EXERCISE OBJECTIVE - If a record contains a picture, leave the picture out and copy everything else exactly.

EXERCISE MATERIALS -
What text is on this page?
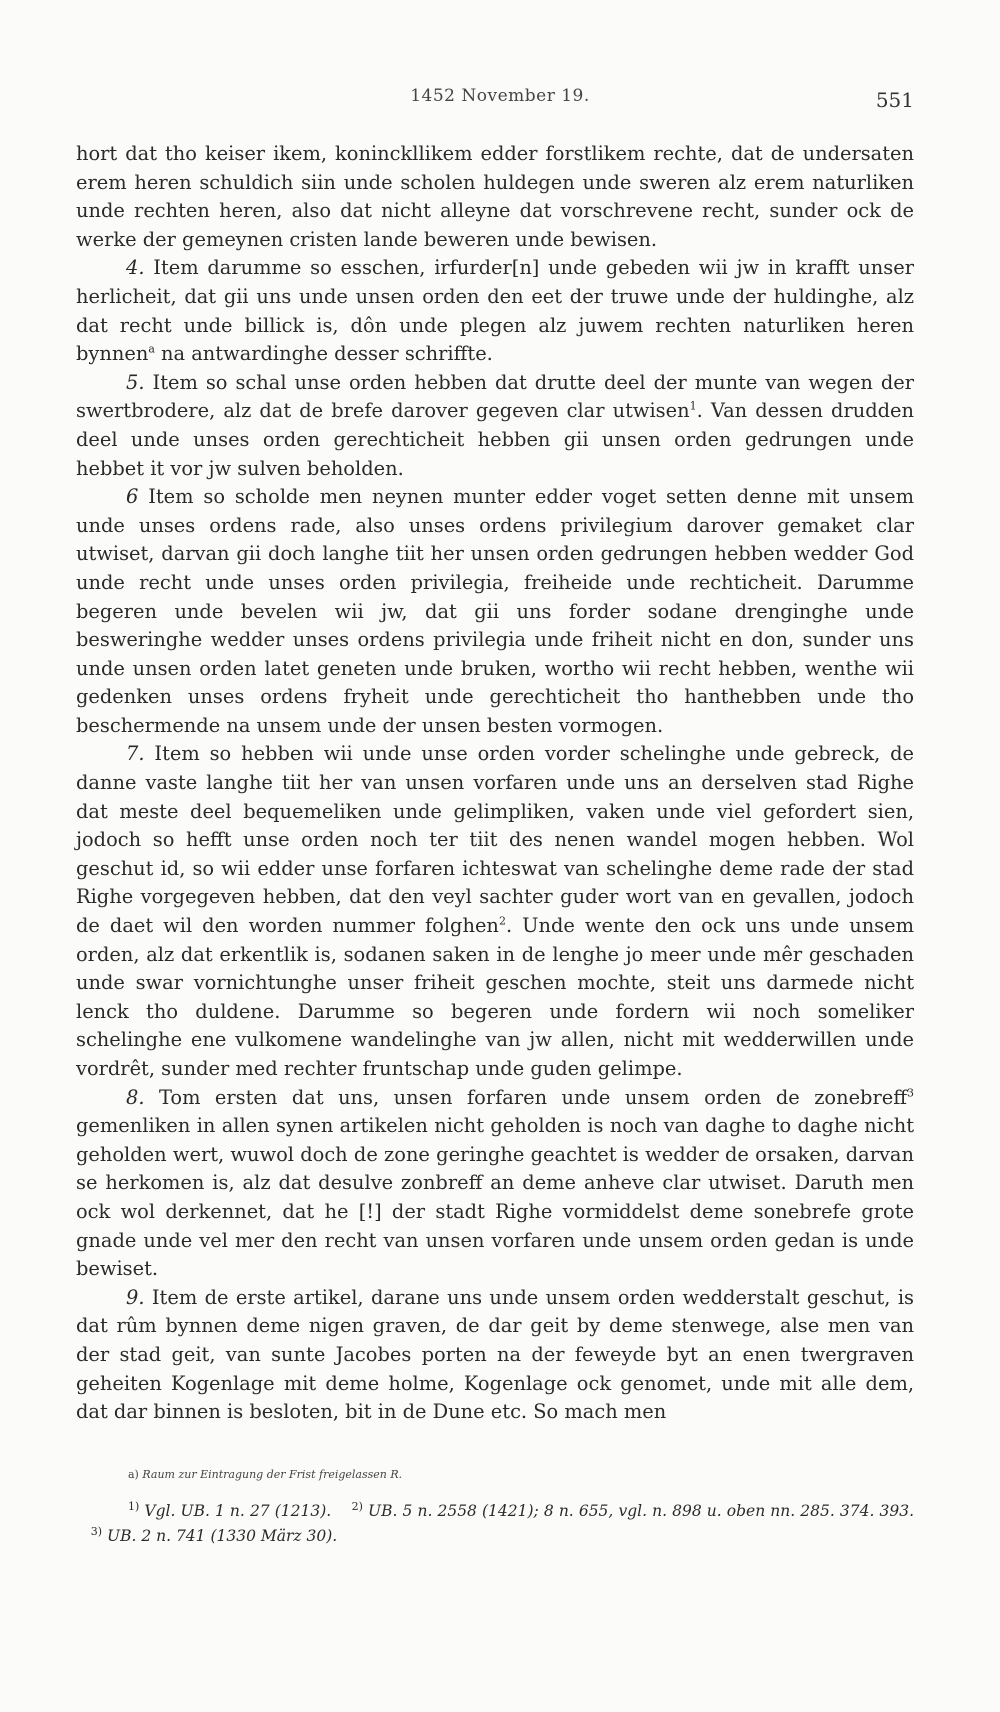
1452 November 19.	551

hort dat tho keiser ikem, koninckllikem edder forstlikem rechte, dat de undersaten erem heren schuldich siin unde scholen huldegen unde sweren alz erem naturliken unde rechten heren, also dat nicht alleyne dat vorschrevene recht, sunder ock de werke der gemeynen cristen lande beweren unde bewisen.

4. Item darumme so esschen, irfurder[n] unde gebeden wii jw in krafft unser herlicheit, dat gii uns unde unsen orden den eet der truwe unde der huldinghe, alz dat recht unde billick is, dôn unde plegen alz juwem rechten naturliken heren bynnen$^a$ na antwardinghe desser schriffte.

5. Item so schal unse orden hebben dat drutte deel der munte van wegen der swertbrodere, alz dat de brefe darover gegeven clar utwisen$^1$. Van dessen drudden deel unde unses orden gerechticheit hebben gii unsen orden gedrungen unde hebbet it vor jw sulven beholden.

6 Item so scholde men neynen munter edder voget setten denne mit unsem unde unses ordens rade, also unses ordens privilegium darover gemaket clar utwiset, darvan gii doch langhe tiit her unsen orden gedrungen hebben wedder God unde recht unde unses orden privilegia, freiheide unde rechticheit. Darumme begeren unde bevelen wii jw, dat gii uns forder sodane drenginghe unde besweringhe wedder unses ordens privilegia unde friheit nicht en don, sunder uns unde unsen orden latet geneten unde bruken, wortho wii recht hebben, wenthe wii gedenken unses ordens fryheit unde gerechticheit tho hanthebben unde tho beschermende na unsem unde der unsen besten vormogen.

7. Item so hebben wii unde unse orden vorder schelinghe unde gebreck, de danne vaste langhe tiit her van unsen vorfaren unde uns an derselven stad Righe dat meste deel bequemeliken unde gelimpliken, vaken unde viel gefordert sien, jodoch so hefft unse orden noch ter tiit des nenen wandel mogen hebben. Wol geschut id, so wii edder unse forfaren ichteswat van schelinghe deme rade der stad Righe vorgegeven hebben, dat den veyl sachter guder wort van en gevallen, jodoch de daet wil den worden nummer folghen$^2$. Unde wente den ock uns unde unsem orden, alz dat erkentlik is, sodanen saken in de lenghe jo meer unde mêr geschaden unde swar vornichtunghe unser friheit geschen mochte, steit uns darmede nicht lenck tho duldene. Darumme so begeren unde fordern wii noch someliker schelinghe ene vulkomene wandelinghe van jw allen, nicht mit wedderwillen unde vordrêt, sunder med rechter fruntschap unde guden gelimpe.

8. Tom ersten dat uns, unsen forfaren unde unsem orden de zonebreff$^3$ gemenliken in allen synen artikelen nicht geholden is noch van daghe to daghe nicht geholden wert, wuwol doch de zone geringhe geachtet is wedder de orsaken, darvan se herkomen is, alz dat desulve zonbreff an deme anheve clar utwiset. Daruth men ock wol derkennet, dat he [!] der stadt Righe vormiddelst deme sonebrefe grote gnade unde vel mer den recht van unsen vorfaren unde unsem orden gedan is unde bewiset.

9. Item de erste artikel, darane uns unde unsem orden wedderstalt geschut, is dat rûm bynnen deme nigen graven, de dar geit by deme stenwege, alse men van der stad geit, van sunte Jacobes porten na der feweyde byt an enen twergraven geheiten Kogenlage mit deme holme, Kogenlage ock genomet, unde mit alle dem, dat dar binnen is besloten, bit in de Dune etc. So mach men

a) Raum zur Eintragung der Frist freigelassen R.

$^{1)}$ Vgl. UB. 1 n. 27 (1213). $^{2)}$ UB. 5 n. 2558 (1421); 8 n. 655, vgl. n. 898 u. oben nn. 285. 374. 393.    $^{3)}$ UB. 2 n. 741 (1330 März 30).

WRITTEN ANSWER -
What text is on this page?
1452 November 19.	551

hort dat tho keiser ikem, koninckllikem edder forstlikem rechte, dat de undersaten erem heren schuldich siin unde scholen huldegen unde sweren alz erem naturliken unde rechten heren, also dat nicht alleyne dat vorschrevene recht, sunder ock de werke der gemeynen cristen lande beweren unde bewisen.

4. Item darumme so esschen, irfurder[n] unde gebeden wii jw in krafft unser herlicheit, dat gii uns unde unsen orden den eet der truwe unde der huldinghe, alz dat recht unde billick is, dôn unde plegen alz juwem rechten naturliken heren bynnen$^a$ na antwardinghe desser schriffte.

5. Item so schal unse orden hebben dat drutte deel der munte van wegen der swertbrodere, alz dat de brefe darover gegeven clar utwisen$^1$. Van dessen drudden deel unde unses orden gerechticheit hebben gii unsen orden gedrungen unde hebbet it vor jw sulven beholden.

6 Item so scholde men neynen munter edder voget setten denne mit unsem unde unses ordens rade, also unses ordens privilegium darover gemaket clar utwiset, darvan gii doch langhe tiit her unsen orden gedrungen hebben wedder God unde recht unde unses orden privilegia, freiheide unde rechticheit. Darumme begeren unde bevelen wii jw, dat gii uns forder sodane drenginghe unde besweringhe wedder unses ordens privilegia unde friheit nicht en don, sunder uns unde unsen orden latet geneten unde bruken, wortho wii recht hebben, wenthe wii gedenken unses ordens fryheit unde gerechticheit tho hanthebben unde tho beschermende na unsem unde der unsen besten vormogen.

7. Item so hebben wii unde unse orden vorder schelinghe unde gebreck, de danne vaste langhe tiit her van unsen vorfaren unde uns an derselven stad Righe dat meste deel bequemeliken unde gelimpliken, vaken unde viel gefordert sien, jodoch so hefft unse orden noch ter tiit des nenen wandel mogen hebben. Wol geschut id, so wii edder unse forfaren ichteswat van schelinghe deme rade der stad Righe vorgegeven hebben, dat den veyl sachter guder wort van en gevallen, jodoch de daet wil den worden nummer folghen$^2$. Unde wente den ock uns unde unsem orden, alz dat erkentlik is, sodanen saken in de lenghe jo meer unde mêr geschaden unde swar vornichtunghe unser friheit geschen mochte, steit uns darmede nicht lenck tho duldene. Darumme so begeren unde fordern wii noch someliker schelinghe ene vulkomene wandelinghe van jw allen, nicht mit wedderwillen unde vordrêt, sunder med rechter fruntschap unde guden gelimpe.

8. Tom ersten dat uns, unsen forfaren unde unsem orden de zonebreff$^3$ gemenliken in allen synen artikelen nicht geholden is noch van daghe to daghe nicht geholden wert, wuwol doch de zone geringhe geachtet is wedder de orsaken, darvan se herkomen is, alz dat desulve zonbreff an deme anheve clar utwiset. Daruth men ock wol derkennet, dat he [!] der stadt Righe vormiddelst deme sonebrefe grote gnade unde vel mer den recht van unsen vorfaren unde unsem orden gedan is unde bewiset.

9. Item de erste artikel, darane uns unde unsem orden wedderstalt geschut, is dat rûm bynnen deme nigen graven, de dar geit by deme stenwege, alse men van der stad geit, van sunte Jacobes porten na der feweyde byt an enen twergraven geheiten Kogenlage mit deme holme, Kogenlage ock genomet, unde mit alle dem, dat dar binnen is besloten, bit in de Dune etc. So mach men

a) Raum zur Eintragung der Frist freigelassen R.

$^{1)}$ Vgl. UB. 1 n. 27 (1213). $^{2)}$ UB. 5 n. 2558 (1421); 8 n. 655, vgl. n. 898 u. oben nn. 285. 374. 393.    $^{3)}$ UB. 2 n. 741 (1330 März 30).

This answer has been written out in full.